### Dataset records ###

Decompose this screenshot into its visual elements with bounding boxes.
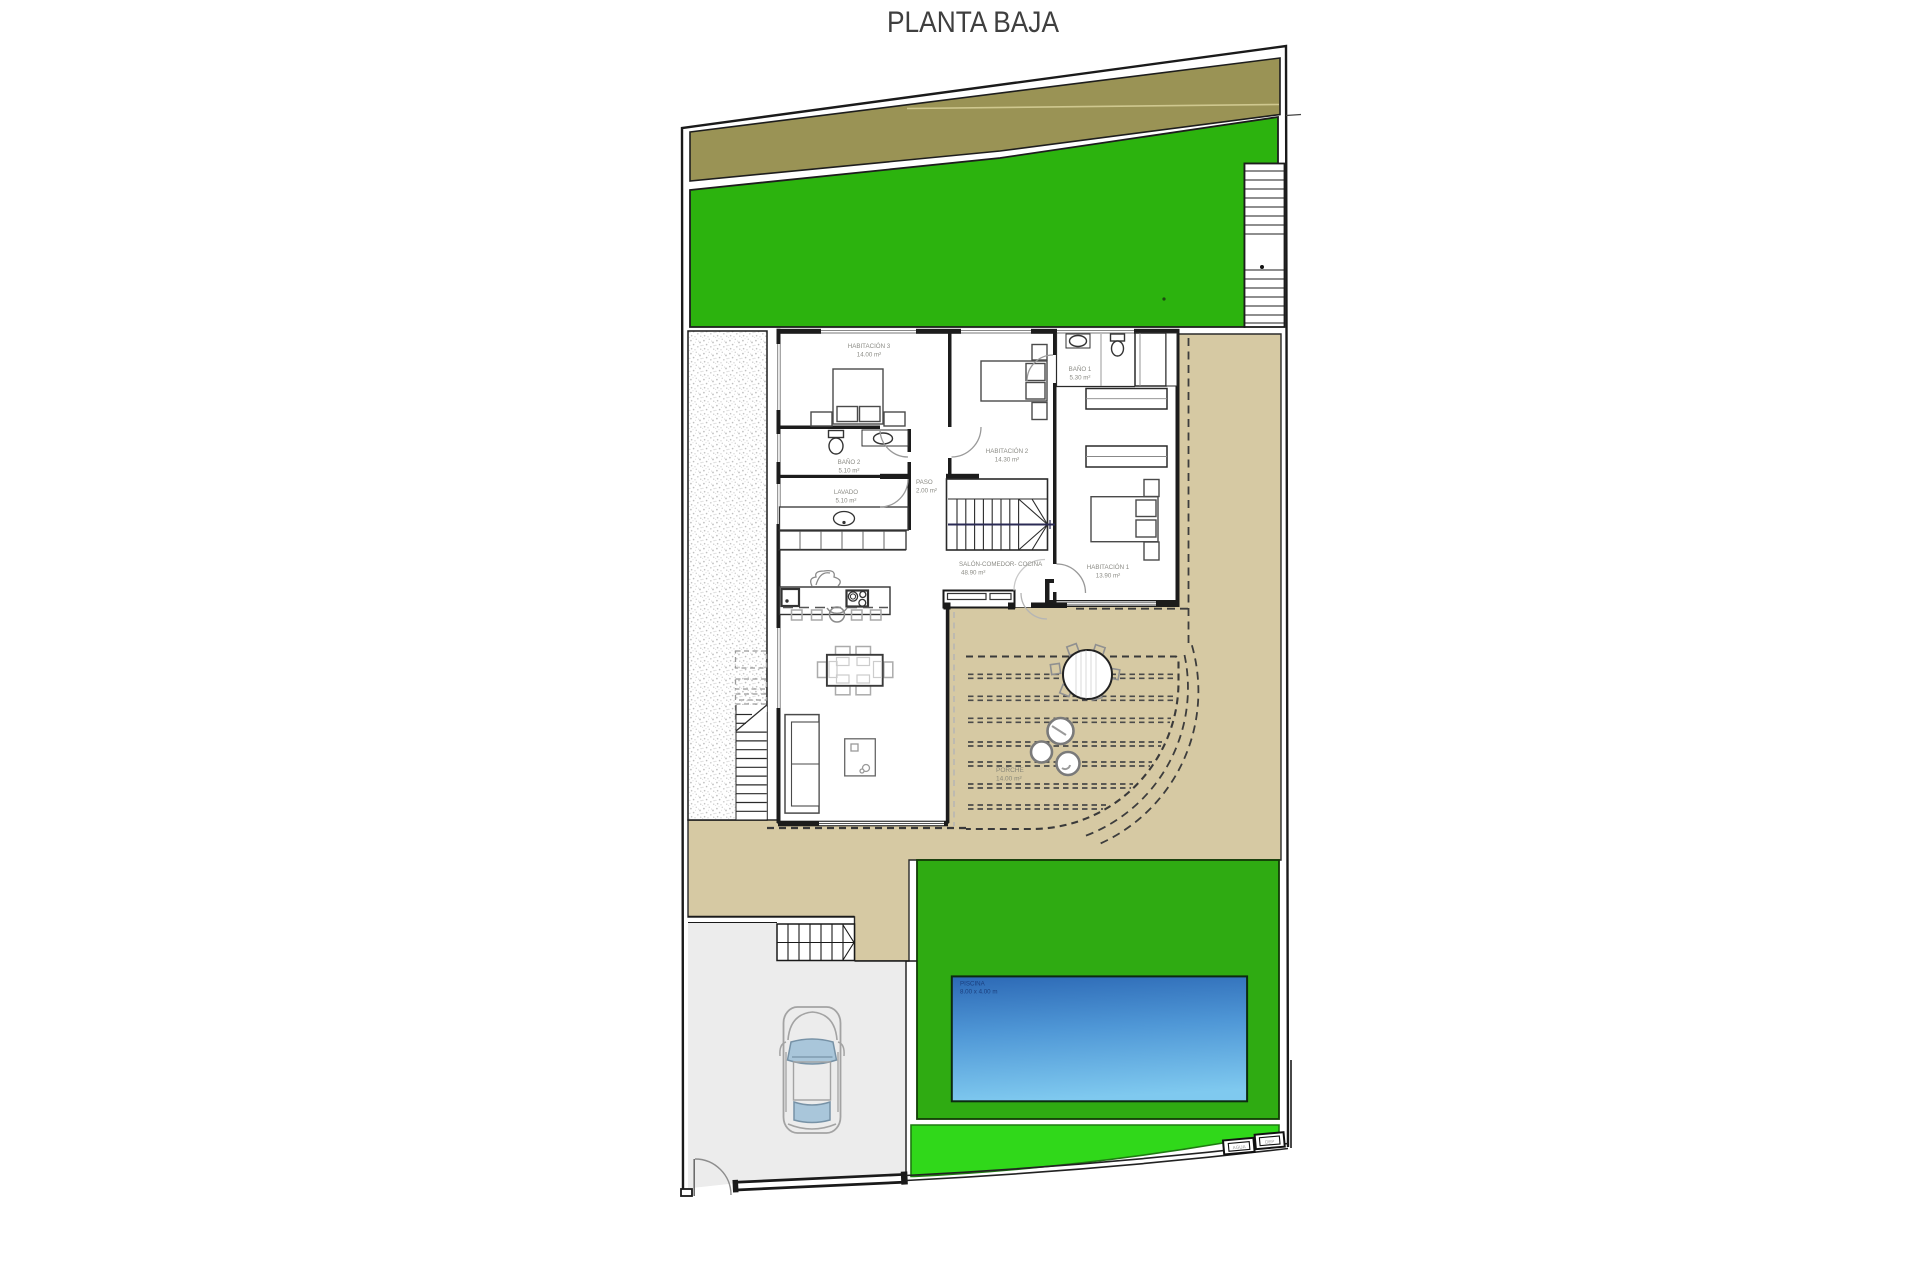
svg-text:2.00 m²: 2.00 m² (916, 488, 937, 495)
svg-text:PLANTA BAJA: PLANTA BAJA (887, 6, 1059, 39)
svg-text:5.10 m²: 5.10 m² (839, 468, 860, 475)
svg-text:DEP: DEP (1265, 1139, 1275, 1145)
svg-text:HABITACIÓN 2: HABITACIÓN 2 (986, 448, 1029, 455)
svg-text:48.90 m²: 48.90 m² (961, 570, 985, 577)
svg-text:BAÑO 2: BAÑO 2 (838, 459, 861, 466)
svg-text:14.30 m²: 14.30 m² (995, 457, 1019, 464)
svg-text:5.30 m²: 5.30 m² (1070, 375, 1091, 382)
svg-text:PASO: PASO (916, 479, 933, 486)
svg-text:LAVADO: LAVADO (834, 489, 858, 496)
svg-text:PISCINA: PISCINA (960, 981, 986, 988)
svg-text:BAÑO 1: BAÑO 1 (1069, 366, 1092, 373)
svg-text:14.00 m²: 14.00 m² (857, 352, 881, 359)
svg-text:8.00 x 4.00 m: 8.00 x 4.00 m (960, 989, 998, 996)
svg-text:5.10 m²: 5.10 m² (836, 498, 857, 505)
svg-text:SALÓN-COMEDOR- COCINA: SALÓN-COMEDOR- COCINA (959, 561, 1043, 568)
svg-text:14.00 m²: 14.00 m² (996, 776, 1022, 783)
svg-text:HABITACIÓN 1: HABITACIÓN 1 (1087, 564, 1130, 571)
svg-text:13.90 m²: 13.90 m² (1096, 573, 1120, 580)
svg-text:HABITACIÓN 3: HABITACIÓN 3 (848, 343, 891, 350)
svg-text:PORCHE: PORCHE (996, 767, 1024, 774)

###

- **Work instructions**: Copy the records above word for word, every line in order, but leave out the picture.

- **The result**:
Decompose this screenshot into its visual elements with bounding boxes.
svg-text:2.00 m²: 2.00 m² (916, 488, 937, 495)
svg-text:PLANTA BAJA: PLANTA BAJA (887, 6, 1059, 39)
svg-text:5.10 m²: 5.10 m² (839, 468, 860, 475)
svg-text:DEP: DEP (1265, 1139, 1275, 1145)
svg-text:HABITACIÓN 2: HABITACIÓN 2 (986, 448, 1029, 455)
svg-text:48.90 m²: 48.90 m² (961, 570, 985, 577)
svg-text:BAÑO 2: BAÑO 2 (838, 459, 861, 466)
svg-text:14.30 m²: 14.30 m² (995, 457, 1019, 464)
svg-text:5.30 m²: 5.30 m² (1070, 375, 1091, 382)
svg-text:PASO: PASO (916, 479, 933, 486)
svg-text:LAVADO: LAVADO (834, 489, 858, 496)
svg-text:PISCINA: PISCINA (960, 981, 986, 988)
svg-text:BAÑO 1: BAÑO 1 (1069, 366, 1092, 373)
svg-text:14.00 m²: 14.00 m² (857, 352, 881, 359)
svg-text:8.00 x 4.00 m: 8.00 x 4.00 m (960, 989, 998, 996)
svg-text:5.10 m²: 5.10 m² (836, 498, 857, 505)
svg-text:SALÓN-COMEDOR- COCINA: SALÓN-COMEDOR- COCINA (959, 561, 1043, 568)
svg-text:14.00 m²: 14.00 m² (996, 776, 1022, 783)
svg-text:HABITACIÓN 1: HABITACIÓN 1 (1087, 564, 1130, 571)
svg-text:13.90 m²: 13.90 m² (1096, 573, 1120, 580)
svg-text:HABITACIÓN 3: HABITACIÓN 3 (848, 343, 891, 350)
svg-text:PORCHE: PORCHE (996, 767, 1024, 774)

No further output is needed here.